[TO DO] Copy out each line exactly; pictures stay out of the copy.

____ GIVEN ENTRIES

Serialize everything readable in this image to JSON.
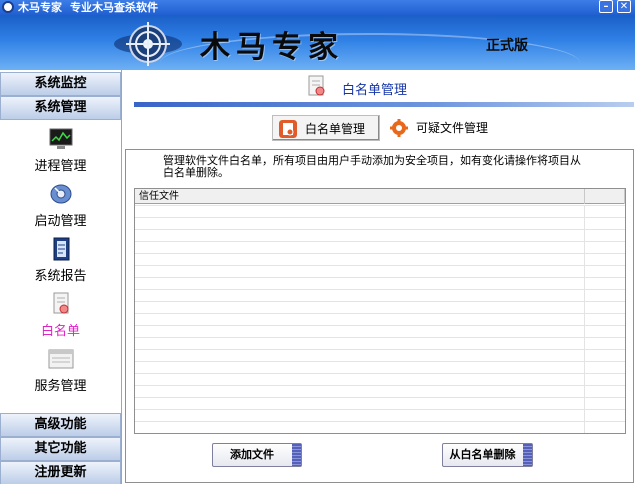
{
  "window": {
    "app_name": "木马专家",
    "subtitle": "专业木马查杀软件",
    "minimize_label": "–",
    "close_label": "✕"
  },
  "banner": {
    "brand": "木马专家",
    "edition": "正式版"
  },
  "sidebar": {
    "sections": {
      "monitor": "系统监控",
      "manage": "系统管理",
      "advanced": "高级功能",
      "other": "其它功能",
      "register": "注册更新"
    },
    "items": [
      {
        "label": "进程管理",
        "icon": "monitor-icon"
      },
      {
        "label": "启动管理",
        "icon": "disc-icon"
      },
      {
        "label": "系统报告",
        "icon": "report-icon"
      },
      {
        "label": "白名单",
        "icon": "whitelist-icon",
        "active": true
      },
      {
        "label": "服务管理",
        "icon": "service-icon"
      }
    ],
    "active_color": "#e020c8"
  },
  "main": {
    "page_title": "白名单管理",
    "tabs": [
      {
        "label": "白名单管理",
        "icon": "whitelist-tab-icon",
        "selected": true
      },
      {
        "label": "可疑文件管理",
        "icon": "gear-icon",
        "selected": false
      }
    ],
    "description": "管理软件文件白名单，所有项目由用户手动添加为安全项目，如有变化请操作将项目从白名单删除。",
    "list": {
      "columns": [
        "信任文件",
        ""
      ],
      "rows": []
    },
    "buttons": {
      "add": "添加文件",
      "remove": "从白名单删除"
    }
  },
  "colors": {
    "title_blue": "#1636a8",
    "banner_blue": "#2f80e6"
  }
}
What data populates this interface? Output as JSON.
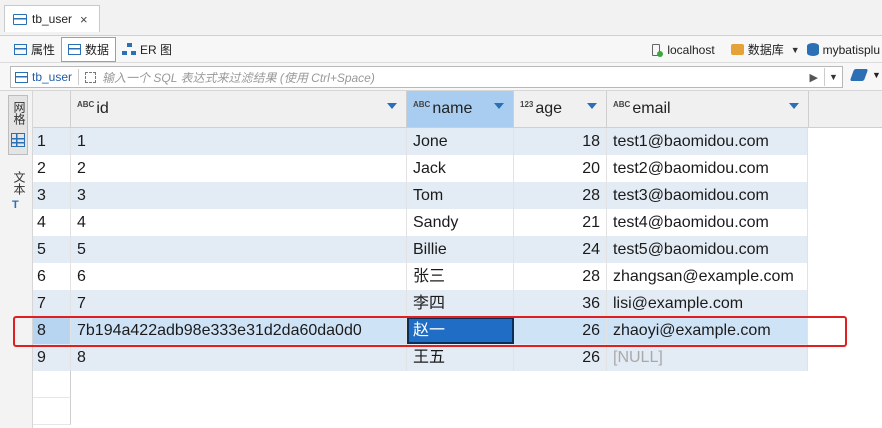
{
  "tab": {
    "title": "tb_user",
    "close": "×"
  },
  "subtabs": [
    {
      "label": "属性"
    },
    {
      "label": "数据"
    },
    {
      "label": "ER 图"
    }
  ],
  "connection": {
    "host": "localhost",
    "database": "数据库",
    "schema": "mybatisplu"
  },
  "filter": {
    "table": "tb_user",
    "placeholder": "输入一个 SQL 表达式来过滤结果 (使用 Ctrl+Space)"
  },
  "side_panel": {
    "grid_label": "网格",
    "text_label": "文本"
  },
  "columns": [
    {
      "name": "id",
      "type_badge": "ABC"
    },
    {
      "name": "name",
      "type_badge": "ABC"
    },
    {
      "name": "age",
      "type_badge": "123"
    },
    {
      "name": "email",
      "type_badge": "ABC"
    }
  ],
  "rows": [
    {
      "n": "1",
      "id": "1",
      "name": "Jone",
      "age": "18",
      "email": "test1@baomidou.com"
    },
    {
      "n": "2",
      "id": "2",
      "name": "Jack",
      "age": "20",
      "email": "test2@baomidou.com"
    },
    {
      "n": "3",
      "id": "3",
      "name": "Tom",
      "age": "28",
      "email": "test3@baomidou.com"
    },
    {
      "n": "4",
      "id": "4",
      "name": "Sandy",
      "age": "21",
      "email": "test4@baomidou.com"
    },
    {
      "n": "5",
      "id": "5",
      "name": "Billie",
      "age": "24",
      "email": "test5@baomidou.com"
    },
    {
      "n": "6",
      "id": "6",
      "name": "张三",
      "age": "28",
      "email": "zhangsan@example.com"
    },
    {
      "n": "7",
      "id": "7",
      "name": "李四",
      "age": "36",
      "email": "lisi@example.com"
    },
    {
      "n": "8",
      "id": "7b194a422adb98e333e31d2da60da0d0",
      "name": "赵一",
      "age": "26",
      "email": "zhaoyi@example.com"
    },
    {
      "n": "9",
      "id": "8",
      "name": "王五",
      "age": "26",
      "email": "[NULL]"
    }
  ],
  "colors": {
    "accent": "#2b6fb5",
    "highlight": "#e02020",
    "selected_cell": "#1f6dc4"
  }
}
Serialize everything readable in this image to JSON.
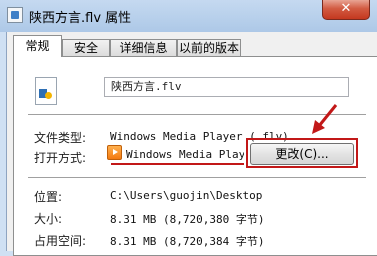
{
  "window": {
    "title": "陕西方言.flv 属性",
    "close_label": "✕"
  },
  "tabs": [
    {
      "label": "常规",
      "active": true
    },
    {
      "label": "安全",
      "active": false
    },
    {
      "label": "详细信息",
      "active": false
    },
    {
      "label": "以前的版本",
      "active": false
    }
  ],
  "general": {
    "filename": "陕西方言.flv",
    "file_type_label": "文件类型:",
    "file_type_value": "Windows Media Player (.flv)",
    "opens_with_label": "打开方式:",
    "opens_with_value": "Windows Media Player",
    "change_button": "更改(C)...",
    "location_label": "位置:",
    "location_value": "C:\\Users\\guojin\\Desktop",
    "size_label": "大小:",
    "size_value": "8.31 MB (8,720,380 字节)",
    "size_on_disk_label": "占用空间:",
    "size_on_disk_value": "8.31 MB (8,720,384 字节)"
  },
  "annotations": {
    "highlight_color": "#c21818",
    "arrow": "red-arrow-pointing-to-change-button"
  },
  "icons": {
    "app": "video-file-icon",
    "file": "flv-file-icon",
    "player": "media-player-icon",
    "close": "close-icon"
  }
}
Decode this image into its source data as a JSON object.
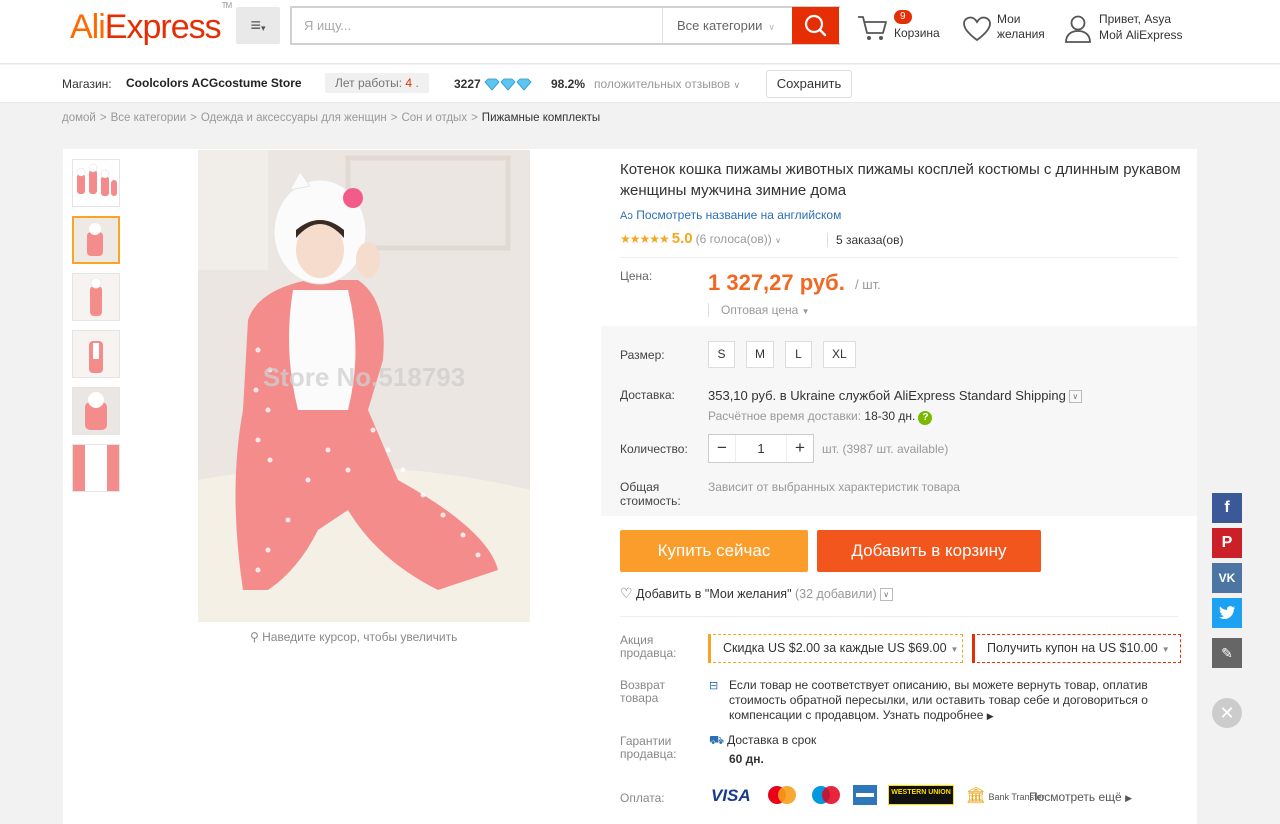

________

[SOLVED PROBLEM]
Serialize everything readable in this image to JSON.
{
  "window": {
    "app_name": "木马专家",
    "subtitle": "专业木马查杀软件",
    "minimize_label": "–",
    "close_label": "✕"
  },
  "banner": {
    "brand": "木马专家",
    "edition": "正式版"
  },
  "sidebar": {
    "sections": {
      "monitor": "系统监控",
      "manage": "系统管理",
      "advanced": "高级功能",
      "other": "其它功能",
      "register": "注册更新"
    },
    "items": [
      {
        "label": "进程管理",
        "icon": "monitor-icon"
      },
      {
        "label": "启动管理",
        "icon": "disc-icon"
      },
      {
        "label": "系统报告",
        "icon": "report-icon"
      },
      {
        "label": "白名单",
        "icon": "whitelist-icon",
        "active": true
      },
      {
        "label": "服务管理",
        "icon": "service-icon"
      }
    ],
    "active_color": "#e020c8"
  },
  "main": {
    "page_title": "白名单管理",
    "tabs": [
      {
        "label": "白名单管理",
        "icon": "whitelist-tab-icon",
        "selected": true
      },
      {
        "label": "可疑文件管理",
        "icon": "gear-icon",
        "selected": false
      }
    ],
    "description": "管理软件文件白名单，所有项目由用户手动添加为安全项目，如有变化请操作将项目从白名单删除。",
    "list": {
      "columns": [
        "信任文件",
        ""
      ],
      "rows": []
    },
    "buttons": {
      "add": "添加文件",
      "remove": "从白名单删除"
    }
  },
  "colors": {
    "title_blue": "#1636a8",
    "banner_blue": "#2f80e6"
  }
}
What data populates this interface? Output as JSON.
{
  "tab": {
    "title": "tb_user",
    "close": "×"
  },
  "subtabs": [
    {
      "label": "属性"
    },
    {
      "label": "数据"
    },
    {
      "label": "ER 图"
    }
  ],
  "connection": {
    "host": "localhost",
    "database": "数据库",
    "schema": "mybatisplu"
  },
  "filter": {
    "table": "tb_user",
    "placeholder": "输入一个 SQL 表达式来过滤结果 (使用 Ctrl+Space)"
  },
  "side_panel": {
    "grid_label": "网格",
    "text_label": "文本"
  },
  "columns": [
    {
      "name": "id",
      "type_badge": "ABC"
    },
    {
      "name": "name",
      "type_badge": "ABC"
    },
    {
      "name": "age",
      "type_badge": "123"
    },
    {
      "name": "email",
      "type_badge": "ABC"
    }
  ],
  "rows": [
    {
      "n": "1",
      "id": "1",
      "name": "Jone",
      "age": "18",
      "email": "test1@baomidou.com"
    },
    {
      "n": "2",
      "id": "2",
      "name": "Jack",
      "age": "20",
      "email": "test2@baomidou.com"
    },
    {
      "n": "3",
      "id": "3",
      "name": "Tom",
      "age": "28",
      "email": "test3@baomidou.com"
    },
    {
      "n": "4",
      "id": "4",
      "name": "Sandy",
      "age": "21",
      "email": "test4@baomidou.com"
    },
    {
      "n": "5",
      "id": "5",
      "name": "Billie",
      "age": "24",
      "email": "test5@baomidou.com"
    },
    {
      "n": "6",
      "id": "6",
      "name": "张三",
      "age": "28",
      "email": "zhangsan@example.com"
    },
    {
      "n": "7",
      "id": "7",
      "name": "李四",
      "age": "36",
      "email": "lisi@example.com"
    },
    {
      "n": "8",
      "id": "7b194a422adb98e333e31d2da60da0d0",
      "name": "赵一",
      "age": "26",
      "email": "zhaoyi@example.com"
    },
    {
      "n": "9",
      "id": "8",
      "name": "王五",
      "age": "26",
      "email": "[NULL]"
    }
  ],
  "colors": {
    "accent": "#2b6fb5",
    "highlight": "#e02020",
    "selected_cell": "#1f6dc4"
  }
}
Serialize everything readable in this image to JSON.
{
  "window": {
    "title": "陕西方言.flv 属性",
    "close_label": "✕"
  },
  "tabs": [
    {
      "label": "常规",
      "active": true
    },
    {
      "label": "安全",
      "active": false
    },
    {
      "label": "详细信息",
      "active": false
    },
    {
      "label": "以前的版本",
      "active": false
    }
  ],
  "general": {
    "filename": "陕西方言.flv",
    "file_type_label": "文件类型:",
    "file_type_value": "Windows Media Player (.flv)",
    "opens_with_label": "打开方式:",
    "opens_with_value": "Windows Media Player",
    "change_button": "更改(C)...",
    "location_label": "位置:",
    "location_value": "C:\\Users\\guojin\\Desktop",
    "size_label": "大小:",
    "size_value": "8.31 MB (8,720,380 字节)",
    "size_on_disk_label": "占用空间:",
    "size_on_disk_value": "8.31 MB (8,720,384 字节)"
  },
  "annotations": {
    "highlight_color": "#c21818",
    "arrow": "red-arrow-pointing-to-change-button"
  },
  "icons": {
    "app": "video-file-icon",
    "file": "flv-file-icon",
    "player": "media-player-icon",
    "close": "close-icon"
  }
}
Decode this image into its source data as a JSON object.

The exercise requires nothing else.